Locate and copy all lines bearing the word "title".

[Data records]
+++++

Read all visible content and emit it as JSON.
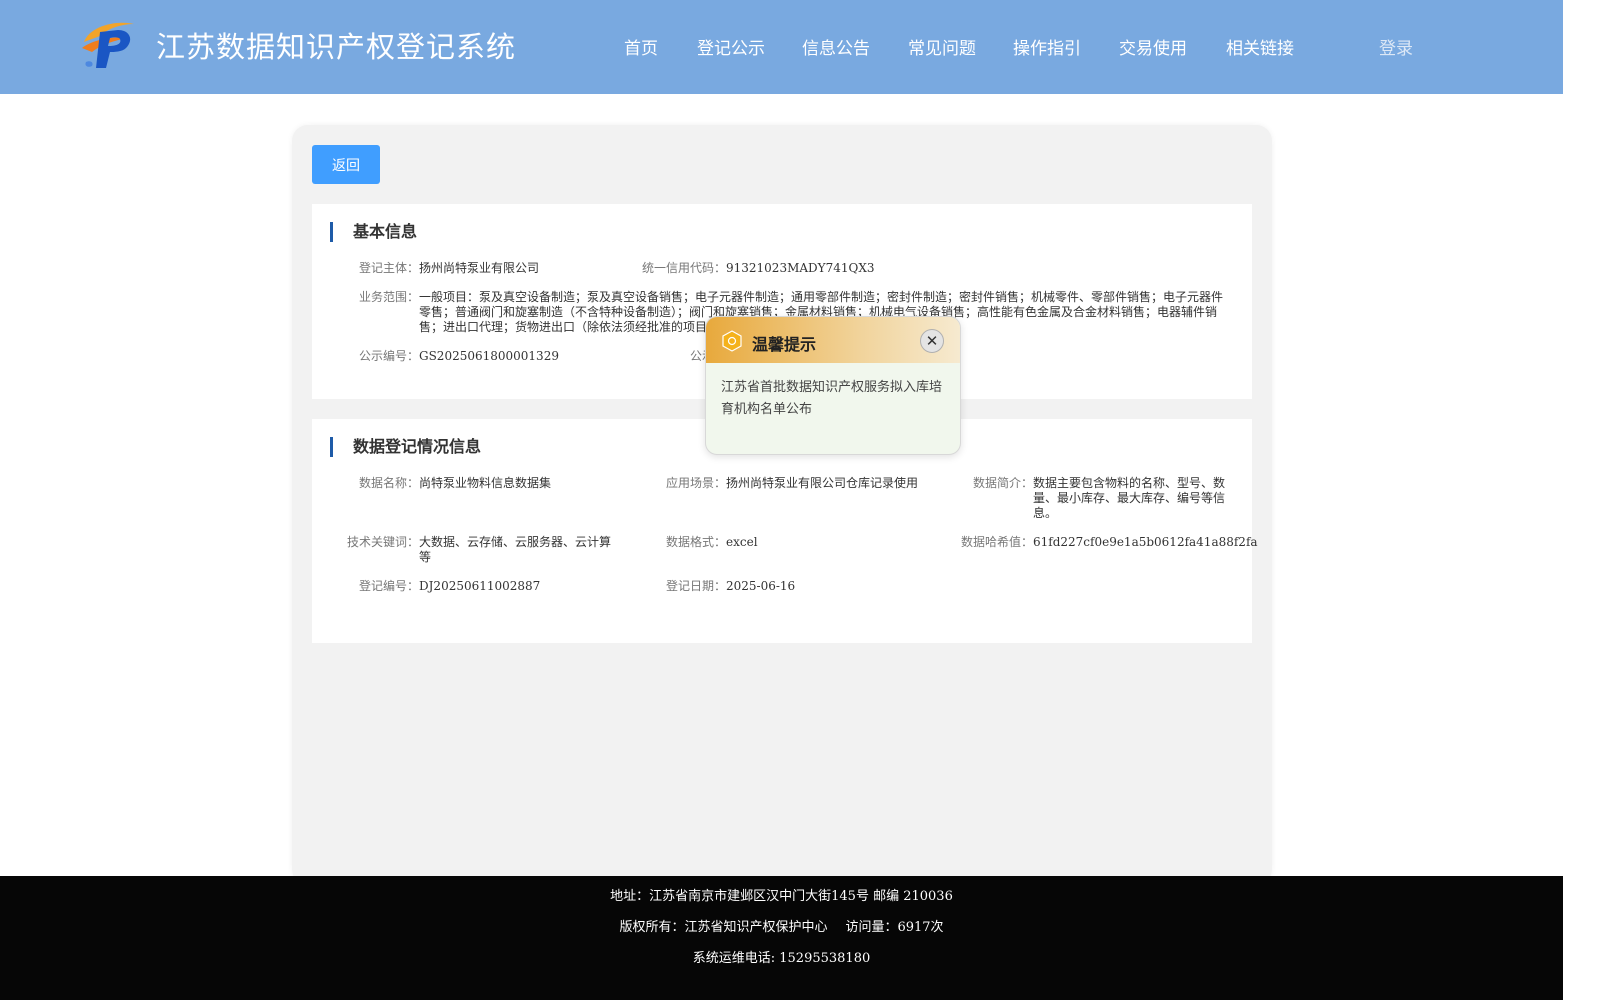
{
  "header": {
    "title": "江苏数据知识产权登记系统",
    "nav": [
      "首页",
      "登记公示",
      "信息公告",
      "常见问题",
      "操作指引",
      "交易使用",
      "相关链接"
    ],
    "login": "登录",
    "logo_icon": "ip-logo-icon"
  },
  "back_label": "返回",
  "basic": {
    "title": "基本信息",
    "subject_label": "登记主体：",
    "subject": "扬州尚特泵业有限公司",
    "credit_label": "统一信用代码：",
    "credit": "91321023MADY741QX3",
    "scope_label": "业务范围：",
    "scope": "一般项目：泵及真空设备制造；泵及真空设备销售；电子元器件制造；通用零部件制造；密封件制造；密封件销售；机械零件、零部件销售；电子元器件零售；普通阀门和旋塞制造（不含特种设备制造）；阀门和旋塞销售；金属材料销售；机械电气设备销售；高性能有色金属及合金材料销售；电器辅件销售；进出口代理；货物进出口（除依法须经批准的项目外，凭营业执照依法自主开展经营活动）",
    "notice_no_label": "公示编号：",
    "notice_no": "GS2025061800001329",
    "notice_time_label": "公示时"
  },
  "registration": {
    "title": "数据登记情况信息",
    "name_label": "数据名称：",
    "name": "尚特泵业物料信息数据集",
    "scenario_label": "应用场景：",
    "scenario": "扬州尚特泵业有限公司仓库记录使用",
    "intro_label": "数据简介：",
    "intro": "数据主要包含物料的名称、型号、数量、最小库存、最大库存、编号等信息。",
    "keywords_label": "技术关键词：",
    "keywords": "大数据、云存储、云服务器、云计算等",
    "format_label": "数据格式：",
    "format": "excel",
    "hash_label": "数据哈希值：",
    "hash": "61fd227cf0e9e1a5b0612fa41a88f2fa",
    "reg_no_label": "登记编号：",
    "reg_no": "DJ20250611002887",
    "reg_date_label": "登记日期：",
    "reg_date": "2025-06-16"
  },
  "popup": {
    "title": "温馨提示",
    "body": "江苏省首批数据知识产权服务拟入库培育机构名单公布",
    "close": "✕",
    "icon": "bell-badge-icon"
  },
  "footer": {
    "address": "地址：江苏省南京市建邺区汉中门大街145号 邮编 210036",
    "copyright": "版权所有：江苏省知识产权保护中心",
    "visits": "访问量：6917次",
    "phone": "系统运维电话: 15295538180"
  },
  "colors": {
    "header_bg": "#79a9e0",
    "button_blue": "#409eff",
    "section_bar": "#1e5ba8",
    "footer_bg": "#060606",
    "popup_head_start": "#e8a93c"
  }
}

+++++

● **CORRECT RESPONSE**:
    "title": "江苏数据知识产权登记系统",
    "title": "基本信息",
    "title": "数据登记情况信息",
    "title": "温馨提示",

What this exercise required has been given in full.